LISTED ENTRIES:
----
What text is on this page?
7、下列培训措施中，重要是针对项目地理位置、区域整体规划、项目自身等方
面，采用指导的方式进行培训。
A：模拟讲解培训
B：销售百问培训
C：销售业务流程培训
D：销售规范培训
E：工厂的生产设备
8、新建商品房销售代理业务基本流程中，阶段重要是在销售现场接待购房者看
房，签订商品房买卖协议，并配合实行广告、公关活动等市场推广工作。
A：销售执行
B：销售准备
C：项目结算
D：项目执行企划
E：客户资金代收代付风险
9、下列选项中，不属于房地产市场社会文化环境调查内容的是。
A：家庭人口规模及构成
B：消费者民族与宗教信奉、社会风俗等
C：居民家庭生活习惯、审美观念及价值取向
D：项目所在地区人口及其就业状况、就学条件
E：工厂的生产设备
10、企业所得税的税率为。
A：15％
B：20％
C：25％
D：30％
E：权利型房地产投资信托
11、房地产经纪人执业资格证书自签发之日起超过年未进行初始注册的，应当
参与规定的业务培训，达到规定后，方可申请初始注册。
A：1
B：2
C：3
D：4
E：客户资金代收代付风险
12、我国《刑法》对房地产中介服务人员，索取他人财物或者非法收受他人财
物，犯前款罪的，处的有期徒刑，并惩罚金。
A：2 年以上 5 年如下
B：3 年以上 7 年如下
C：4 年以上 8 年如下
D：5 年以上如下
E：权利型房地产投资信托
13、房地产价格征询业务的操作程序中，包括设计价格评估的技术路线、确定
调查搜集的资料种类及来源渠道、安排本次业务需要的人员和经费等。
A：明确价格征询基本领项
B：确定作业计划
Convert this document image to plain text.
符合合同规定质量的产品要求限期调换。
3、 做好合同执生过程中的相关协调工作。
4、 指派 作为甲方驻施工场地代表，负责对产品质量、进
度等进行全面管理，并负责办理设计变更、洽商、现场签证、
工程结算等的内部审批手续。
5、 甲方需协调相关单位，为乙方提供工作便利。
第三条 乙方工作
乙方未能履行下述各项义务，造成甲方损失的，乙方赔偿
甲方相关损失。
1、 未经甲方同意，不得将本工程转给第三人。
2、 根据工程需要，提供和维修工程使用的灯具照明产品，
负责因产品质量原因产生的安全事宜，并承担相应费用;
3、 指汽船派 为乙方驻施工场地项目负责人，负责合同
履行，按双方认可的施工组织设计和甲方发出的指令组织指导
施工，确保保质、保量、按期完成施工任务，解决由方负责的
----
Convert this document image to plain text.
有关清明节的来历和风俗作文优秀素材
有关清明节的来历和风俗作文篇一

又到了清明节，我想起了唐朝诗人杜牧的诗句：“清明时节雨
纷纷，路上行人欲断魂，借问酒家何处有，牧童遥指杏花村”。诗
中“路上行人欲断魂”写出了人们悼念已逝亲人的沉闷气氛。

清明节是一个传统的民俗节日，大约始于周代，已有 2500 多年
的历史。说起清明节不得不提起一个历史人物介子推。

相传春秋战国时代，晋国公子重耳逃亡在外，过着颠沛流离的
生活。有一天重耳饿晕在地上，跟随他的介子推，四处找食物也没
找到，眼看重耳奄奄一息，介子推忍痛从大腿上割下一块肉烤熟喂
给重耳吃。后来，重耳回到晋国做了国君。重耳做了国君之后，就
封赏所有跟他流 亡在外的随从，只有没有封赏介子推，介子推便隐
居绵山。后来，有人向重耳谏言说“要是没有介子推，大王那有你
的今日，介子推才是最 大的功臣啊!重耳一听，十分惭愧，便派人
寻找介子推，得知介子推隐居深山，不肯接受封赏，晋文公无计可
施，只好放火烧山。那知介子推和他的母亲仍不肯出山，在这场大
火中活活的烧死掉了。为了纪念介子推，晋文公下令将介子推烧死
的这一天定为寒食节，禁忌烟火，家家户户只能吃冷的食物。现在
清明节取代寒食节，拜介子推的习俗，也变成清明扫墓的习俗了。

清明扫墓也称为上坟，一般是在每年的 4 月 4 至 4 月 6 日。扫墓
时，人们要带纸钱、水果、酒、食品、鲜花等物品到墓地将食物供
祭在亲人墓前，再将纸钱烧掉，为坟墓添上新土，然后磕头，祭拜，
----
YOUR GOAL: Identify each line of the material where the word "路上行人欲断魂" shows up, and copy it.

RESULT FOR THIS EXERCISE:
纷纷，路上行人欲断魂，借问酒家何处有，牧童遥指杏花村”。诗
中“路上行人欲断魂”写出了人们悼念已逝亲人的沉闷气氛。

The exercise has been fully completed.